-- PROMPT --
Scan the data below and pick out the lines containing the word "name".

-- SOURCE DATA --
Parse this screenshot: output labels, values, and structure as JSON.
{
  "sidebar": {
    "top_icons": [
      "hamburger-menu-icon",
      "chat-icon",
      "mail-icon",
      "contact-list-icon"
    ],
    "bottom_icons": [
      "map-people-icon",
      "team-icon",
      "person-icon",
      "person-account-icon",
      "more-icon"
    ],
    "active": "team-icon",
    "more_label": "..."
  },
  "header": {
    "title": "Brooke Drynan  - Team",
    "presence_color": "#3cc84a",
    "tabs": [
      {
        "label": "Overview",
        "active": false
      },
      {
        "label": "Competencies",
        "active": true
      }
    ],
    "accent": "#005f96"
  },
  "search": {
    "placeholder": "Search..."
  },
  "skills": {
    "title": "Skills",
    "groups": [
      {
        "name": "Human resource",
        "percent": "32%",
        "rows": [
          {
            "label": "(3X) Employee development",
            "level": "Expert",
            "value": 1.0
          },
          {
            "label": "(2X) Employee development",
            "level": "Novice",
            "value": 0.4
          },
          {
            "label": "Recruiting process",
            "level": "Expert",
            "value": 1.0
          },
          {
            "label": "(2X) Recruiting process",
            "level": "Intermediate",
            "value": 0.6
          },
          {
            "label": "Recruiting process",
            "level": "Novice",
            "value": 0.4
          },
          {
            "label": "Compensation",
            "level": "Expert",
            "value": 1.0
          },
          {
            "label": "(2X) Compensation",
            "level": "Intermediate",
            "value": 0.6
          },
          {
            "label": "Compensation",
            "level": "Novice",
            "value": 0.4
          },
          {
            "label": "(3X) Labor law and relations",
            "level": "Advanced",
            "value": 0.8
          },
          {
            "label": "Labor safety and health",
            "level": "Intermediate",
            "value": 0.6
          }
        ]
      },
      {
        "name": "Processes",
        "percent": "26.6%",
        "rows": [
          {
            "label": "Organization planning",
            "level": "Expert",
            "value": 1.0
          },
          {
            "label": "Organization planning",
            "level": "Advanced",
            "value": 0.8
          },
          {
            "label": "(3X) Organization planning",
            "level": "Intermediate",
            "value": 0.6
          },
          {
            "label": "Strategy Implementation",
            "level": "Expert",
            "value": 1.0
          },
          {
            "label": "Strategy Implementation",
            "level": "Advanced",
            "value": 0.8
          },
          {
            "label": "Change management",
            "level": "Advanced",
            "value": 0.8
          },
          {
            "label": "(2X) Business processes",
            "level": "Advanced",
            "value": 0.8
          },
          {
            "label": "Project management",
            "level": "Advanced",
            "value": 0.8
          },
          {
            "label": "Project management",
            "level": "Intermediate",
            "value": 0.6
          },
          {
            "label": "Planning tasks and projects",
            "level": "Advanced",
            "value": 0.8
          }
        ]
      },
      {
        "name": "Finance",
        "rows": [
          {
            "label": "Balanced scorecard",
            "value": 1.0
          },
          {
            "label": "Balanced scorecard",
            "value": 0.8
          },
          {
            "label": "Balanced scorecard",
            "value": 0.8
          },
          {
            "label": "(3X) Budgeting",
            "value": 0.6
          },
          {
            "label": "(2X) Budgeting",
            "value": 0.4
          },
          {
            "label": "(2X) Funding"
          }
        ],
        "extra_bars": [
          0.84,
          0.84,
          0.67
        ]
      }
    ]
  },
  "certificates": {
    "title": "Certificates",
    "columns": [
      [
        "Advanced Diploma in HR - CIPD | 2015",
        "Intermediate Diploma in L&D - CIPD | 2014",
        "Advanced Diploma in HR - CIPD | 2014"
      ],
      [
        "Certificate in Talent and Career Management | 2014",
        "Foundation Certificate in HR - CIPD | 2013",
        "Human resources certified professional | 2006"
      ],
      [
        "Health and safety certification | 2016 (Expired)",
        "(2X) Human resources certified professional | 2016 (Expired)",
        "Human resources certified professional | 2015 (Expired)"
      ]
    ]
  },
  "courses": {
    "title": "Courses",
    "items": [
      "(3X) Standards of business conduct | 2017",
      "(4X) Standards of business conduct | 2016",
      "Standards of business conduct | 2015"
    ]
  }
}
* * *
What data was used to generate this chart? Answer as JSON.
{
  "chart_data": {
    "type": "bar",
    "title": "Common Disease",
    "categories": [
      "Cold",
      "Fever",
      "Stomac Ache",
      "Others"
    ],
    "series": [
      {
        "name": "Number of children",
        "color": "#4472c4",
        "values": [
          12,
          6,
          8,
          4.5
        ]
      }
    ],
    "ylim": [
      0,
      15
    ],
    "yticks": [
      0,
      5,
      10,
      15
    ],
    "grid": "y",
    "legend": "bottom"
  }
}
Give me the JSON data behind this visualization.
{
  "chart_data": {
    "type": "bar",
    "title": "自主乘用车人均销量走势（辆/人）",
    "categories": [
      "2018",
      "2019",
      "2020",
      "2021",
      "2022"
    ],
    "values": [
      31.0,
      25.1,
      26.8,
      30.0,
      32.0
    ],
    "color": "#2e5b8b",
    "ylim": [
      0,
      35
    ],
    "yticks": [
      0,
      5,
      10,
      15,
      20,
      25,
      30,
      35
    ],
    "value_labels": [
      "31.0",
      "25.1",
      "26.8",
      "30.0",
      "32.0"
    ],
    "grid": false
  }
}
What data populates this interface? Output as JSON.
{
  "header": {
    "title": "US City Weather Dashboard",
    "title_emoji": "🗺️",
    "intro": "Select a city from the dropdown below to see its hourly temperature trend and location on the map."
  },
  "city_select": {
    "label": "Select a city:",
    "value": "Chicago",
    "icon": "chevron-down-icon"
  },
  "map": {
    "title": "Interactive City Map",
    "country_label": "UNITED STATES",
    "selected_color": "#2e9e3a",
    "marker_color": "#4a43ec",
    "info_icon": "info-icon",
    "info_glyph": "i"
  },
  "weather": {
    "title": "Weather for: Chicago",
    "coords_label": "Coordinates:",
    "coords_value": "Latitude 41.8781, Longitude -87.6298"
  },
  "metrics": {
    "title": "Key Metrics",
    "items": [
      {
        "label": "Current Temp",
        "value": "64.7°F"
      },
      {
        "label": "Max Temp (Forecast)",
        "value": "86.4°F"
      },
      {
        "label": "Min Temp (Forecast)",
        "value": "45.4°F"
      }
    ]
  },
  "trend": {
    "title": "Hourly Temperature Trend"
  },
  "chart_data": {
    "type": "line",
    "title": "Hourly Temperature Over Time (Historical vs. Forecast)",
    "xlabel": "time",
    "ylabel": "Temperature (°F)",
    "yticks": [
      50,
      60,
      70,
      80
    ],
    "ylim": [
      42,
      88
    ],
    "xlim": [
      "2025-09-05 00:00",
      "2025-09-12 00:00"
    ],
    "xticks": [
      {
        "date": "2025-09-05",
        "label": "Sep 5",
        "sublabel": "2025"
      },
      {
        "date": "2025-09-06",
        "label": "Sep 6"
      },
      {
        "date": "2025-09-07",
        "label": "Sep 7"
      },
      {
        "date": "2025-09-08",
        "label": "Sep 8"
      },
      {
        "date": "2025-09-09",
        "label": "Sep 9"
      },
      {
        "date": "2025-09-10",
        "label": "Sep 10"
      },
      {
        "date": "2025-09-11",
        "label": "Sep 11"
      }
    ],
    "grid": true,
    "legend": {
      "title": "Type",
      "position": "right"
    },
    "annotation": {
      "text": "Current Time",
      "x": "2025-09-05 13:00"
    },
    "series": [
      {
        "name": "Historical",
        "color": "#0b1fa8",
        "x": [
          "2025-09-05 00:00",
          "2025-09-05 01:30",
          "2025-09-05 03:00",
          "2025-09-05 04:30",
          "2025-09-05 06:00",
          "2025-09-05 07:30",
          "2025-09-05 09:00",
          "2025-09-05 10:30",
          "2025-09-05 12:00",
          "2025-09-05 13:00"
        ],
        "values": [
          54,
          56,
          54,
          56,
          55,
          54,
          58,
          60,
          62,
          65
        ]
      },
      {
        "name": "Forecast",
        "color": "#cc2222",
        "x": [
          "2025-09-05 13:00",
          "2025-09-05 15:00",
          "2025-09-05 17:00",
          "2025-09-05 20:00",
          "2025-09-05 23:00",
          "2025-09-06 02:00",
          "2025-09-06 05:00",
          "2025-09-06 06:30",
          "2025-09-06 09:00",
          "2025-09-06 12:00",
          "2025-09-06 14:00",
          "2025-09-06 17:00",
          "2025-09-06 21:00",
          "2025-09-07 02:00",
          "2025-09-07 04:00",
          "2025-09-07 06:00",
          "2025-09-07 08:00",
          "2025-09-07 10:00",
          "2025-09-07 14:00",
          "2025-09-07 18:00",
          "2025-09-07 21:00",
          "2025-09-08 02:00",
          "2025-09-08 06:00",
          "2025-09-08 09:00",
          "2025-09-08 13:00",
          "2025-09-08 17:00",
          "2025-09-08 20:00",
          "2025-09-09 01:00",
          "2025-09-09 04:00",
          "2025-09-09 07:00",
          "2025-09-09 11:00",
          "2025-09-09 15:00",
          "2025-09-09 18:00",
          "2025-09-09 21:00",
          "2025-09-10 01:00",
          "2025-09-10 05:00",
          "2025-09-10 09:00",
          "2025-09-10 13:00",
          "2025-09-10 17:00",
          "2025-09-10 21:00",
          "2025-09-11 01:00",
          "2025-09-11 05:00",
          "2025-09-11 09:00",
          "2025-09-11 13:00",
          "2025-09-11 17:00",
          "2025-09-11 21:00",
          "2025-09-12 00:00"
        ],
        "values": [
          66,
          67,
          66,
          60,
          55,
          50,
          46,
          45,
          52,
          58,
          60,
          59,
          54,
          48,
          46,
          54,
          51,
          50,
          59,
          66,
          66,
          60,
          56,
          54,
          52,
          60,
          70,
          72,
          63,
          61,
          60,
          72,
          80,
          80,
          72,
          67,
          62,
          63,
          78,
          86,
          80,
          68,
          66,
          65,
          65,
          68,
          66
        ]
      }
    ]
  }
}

-- OUTPUT FOR THIS EXERCISE --
        "name": "Human resource",
        "name": "Processes",
        "name": "Finance",
        "name": "Number of children",
        "name": "Historical",
        "name": "Forecast",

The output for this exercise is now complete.